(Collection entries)

━━━━━━━━

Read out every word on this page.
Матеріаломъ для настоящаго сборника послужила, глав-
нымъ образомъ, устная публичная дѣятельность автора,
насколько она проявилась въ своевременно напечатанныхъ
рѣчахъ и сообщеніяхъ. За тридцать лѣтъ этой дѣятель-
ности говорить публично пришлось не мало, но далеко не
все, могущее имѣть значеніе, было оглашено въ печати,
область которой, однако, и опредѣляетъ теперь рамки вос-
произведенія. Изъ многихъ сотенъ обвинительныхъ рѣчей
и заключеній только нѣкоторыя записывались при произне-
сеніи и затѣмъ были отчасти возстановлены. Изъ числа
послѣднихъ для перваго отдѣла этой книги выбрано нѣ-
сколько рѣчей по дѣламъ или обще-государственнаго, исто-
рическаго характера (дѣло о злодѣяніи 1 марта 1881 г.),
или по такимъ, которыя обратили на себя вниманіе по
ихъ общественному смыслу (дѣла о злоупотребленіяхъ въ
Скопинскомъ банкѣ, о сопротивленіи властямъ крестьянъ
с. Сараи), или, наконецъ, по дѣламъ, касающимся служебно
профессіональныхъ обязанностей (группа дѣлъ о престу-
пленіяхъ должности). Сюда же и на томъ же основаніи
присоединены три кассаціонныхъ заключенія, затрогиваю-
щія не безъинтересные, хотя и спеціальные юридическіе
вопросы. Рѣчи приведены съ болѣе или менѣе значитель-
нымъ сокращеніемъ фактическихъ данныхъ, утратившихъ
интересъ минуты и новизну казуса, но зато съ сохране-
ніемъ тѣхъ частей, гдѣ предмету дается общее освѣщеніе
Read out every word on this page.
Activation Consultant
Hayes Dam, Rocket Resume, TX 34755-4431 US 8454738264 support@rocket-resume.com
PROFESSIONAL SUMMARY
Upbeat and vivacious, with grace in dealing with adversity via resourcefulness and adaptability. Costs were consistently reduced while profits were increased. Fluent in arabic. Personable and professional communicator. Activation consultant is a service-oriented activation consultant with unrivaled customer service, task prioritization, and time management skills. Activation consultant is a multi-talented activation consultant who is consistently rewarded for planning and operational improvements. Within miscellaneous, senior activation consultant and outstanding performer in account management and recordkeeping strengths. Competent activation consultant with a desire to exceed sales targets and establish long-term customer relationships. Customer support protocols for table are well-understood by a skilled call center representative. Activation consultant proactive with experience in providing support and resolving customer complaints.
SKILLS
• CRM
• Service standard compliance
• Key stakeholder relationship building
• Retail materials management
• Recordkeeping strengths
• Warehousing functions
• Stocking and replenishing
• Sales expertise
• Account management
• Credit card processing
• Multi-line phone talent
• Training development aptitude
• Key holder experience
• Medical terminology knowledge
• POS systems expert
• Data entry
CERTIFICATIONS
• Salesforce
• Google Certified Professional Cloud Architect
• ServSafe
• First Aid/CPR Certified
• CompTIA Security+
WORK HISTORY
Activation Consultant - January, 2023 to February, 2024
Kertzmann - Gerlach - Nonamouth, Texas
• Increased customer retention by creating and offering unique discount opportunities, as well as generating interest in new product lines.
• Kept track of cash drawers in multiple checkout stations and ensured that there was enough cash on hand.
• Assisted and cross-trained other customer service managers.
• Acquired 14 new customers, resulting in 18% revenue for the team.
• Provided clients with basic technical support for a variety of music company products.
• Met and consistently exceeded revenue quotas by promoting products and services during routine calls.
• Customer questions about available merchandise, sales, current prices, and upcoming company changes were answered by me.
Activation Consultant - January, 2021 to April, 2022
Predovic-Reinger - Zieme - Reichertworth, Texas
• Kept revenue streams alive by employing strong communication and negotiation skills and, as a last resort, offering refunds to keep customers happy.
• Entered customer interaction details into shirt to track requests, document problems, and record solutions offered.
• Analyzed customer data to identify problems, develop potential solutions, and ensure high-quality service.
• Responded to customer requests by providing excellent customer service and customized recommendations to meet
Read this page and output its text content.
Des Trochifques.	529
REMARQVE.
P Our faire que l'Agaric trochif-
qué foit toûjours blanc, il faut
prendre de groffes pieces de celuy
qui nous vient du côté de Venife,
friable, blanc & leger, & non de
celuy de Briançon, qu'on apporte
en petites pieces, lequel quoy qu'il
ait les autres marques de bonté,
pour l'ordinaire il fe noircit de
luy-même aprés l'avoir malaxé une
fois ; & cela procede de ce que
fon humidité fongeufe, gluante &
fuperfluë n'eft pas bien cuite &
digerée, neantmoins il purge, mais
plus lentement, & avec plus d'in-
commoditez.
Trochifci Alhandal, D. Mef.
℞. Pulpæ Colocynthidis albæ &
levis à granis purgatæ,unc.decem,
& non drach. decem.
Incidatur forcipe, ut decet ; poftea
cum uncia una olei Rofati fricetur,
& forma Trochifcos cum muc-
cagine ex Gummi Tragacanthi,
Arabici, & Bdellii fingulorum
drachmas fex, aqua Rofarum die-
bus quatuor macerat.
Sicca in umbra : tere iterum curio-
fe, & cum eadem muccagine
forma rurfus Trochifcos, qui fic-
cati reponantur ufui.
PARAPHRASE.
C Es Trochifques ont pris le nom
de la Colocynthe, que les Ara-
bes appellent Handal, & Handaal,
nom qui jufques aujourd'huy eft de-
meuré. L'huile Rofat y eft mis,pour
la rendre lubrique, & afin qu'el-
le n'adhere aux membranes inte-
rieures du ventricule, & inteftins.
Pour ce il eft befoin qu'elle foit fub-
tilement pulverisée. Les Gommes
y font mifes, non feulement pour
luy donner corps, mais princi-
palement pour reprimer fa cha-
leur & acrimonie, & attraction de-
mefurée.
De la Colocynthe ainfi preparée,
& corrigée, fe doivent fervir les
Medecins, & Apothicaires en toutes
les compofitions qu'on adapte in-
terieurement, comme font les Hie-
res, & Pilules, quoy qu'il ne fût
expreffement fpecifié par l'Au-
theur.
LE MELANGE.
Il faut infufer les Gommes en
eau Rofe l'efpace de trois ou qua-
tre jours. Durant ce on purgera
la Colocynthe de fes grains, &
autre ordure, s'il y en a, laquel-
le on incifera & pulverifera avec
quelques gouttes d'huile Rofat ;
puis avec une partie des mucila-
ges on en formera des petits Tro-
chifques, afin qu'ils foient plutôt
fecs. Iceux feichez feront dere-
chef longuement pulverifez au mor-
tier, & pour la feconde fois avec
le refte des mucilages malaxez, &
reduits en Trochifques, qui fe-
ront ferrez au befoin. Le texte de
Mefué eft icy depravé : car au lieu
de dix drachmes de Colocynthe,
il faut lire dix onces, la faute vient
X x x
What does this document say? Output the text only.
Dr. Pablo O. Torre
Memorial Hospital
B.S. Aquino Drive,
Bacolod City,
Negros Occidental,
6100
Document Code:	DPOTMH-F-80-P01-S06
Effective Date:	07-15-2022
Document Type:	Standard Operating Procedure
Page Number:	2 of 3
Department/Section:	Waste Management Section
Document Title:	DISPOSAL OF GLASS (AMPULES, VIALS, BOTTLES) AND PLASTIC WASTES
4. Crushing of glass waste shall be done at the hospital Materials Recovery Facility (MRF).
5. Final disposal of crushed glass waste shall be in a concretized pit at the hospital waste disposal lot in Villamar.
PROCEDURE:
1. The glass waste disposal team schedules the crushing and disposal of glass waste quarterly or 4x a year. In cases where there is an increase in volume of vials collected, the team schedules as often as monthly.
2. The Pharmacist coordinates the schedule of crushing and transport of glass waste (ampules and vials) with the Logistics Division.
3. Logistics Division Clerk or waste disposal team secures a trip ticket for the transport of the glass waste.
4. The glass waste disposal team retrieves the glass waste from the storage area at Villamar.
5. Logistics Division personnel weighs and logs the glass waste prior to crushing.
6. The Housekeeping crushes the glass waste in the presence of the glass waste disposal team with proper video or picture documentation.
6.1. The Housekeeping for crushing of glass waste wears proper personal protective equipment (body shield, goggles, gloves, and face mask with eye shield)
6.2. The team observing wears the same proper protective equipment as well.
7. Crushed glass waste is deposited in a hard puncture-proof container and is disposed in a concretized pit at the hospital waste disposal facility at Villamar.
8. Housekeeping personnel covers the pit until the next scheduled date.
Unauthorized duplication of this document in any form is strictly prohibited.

━━━━━━━━

Direction:
Count how many lines above carry the word "decem". Only the number is required.

Complete output:
2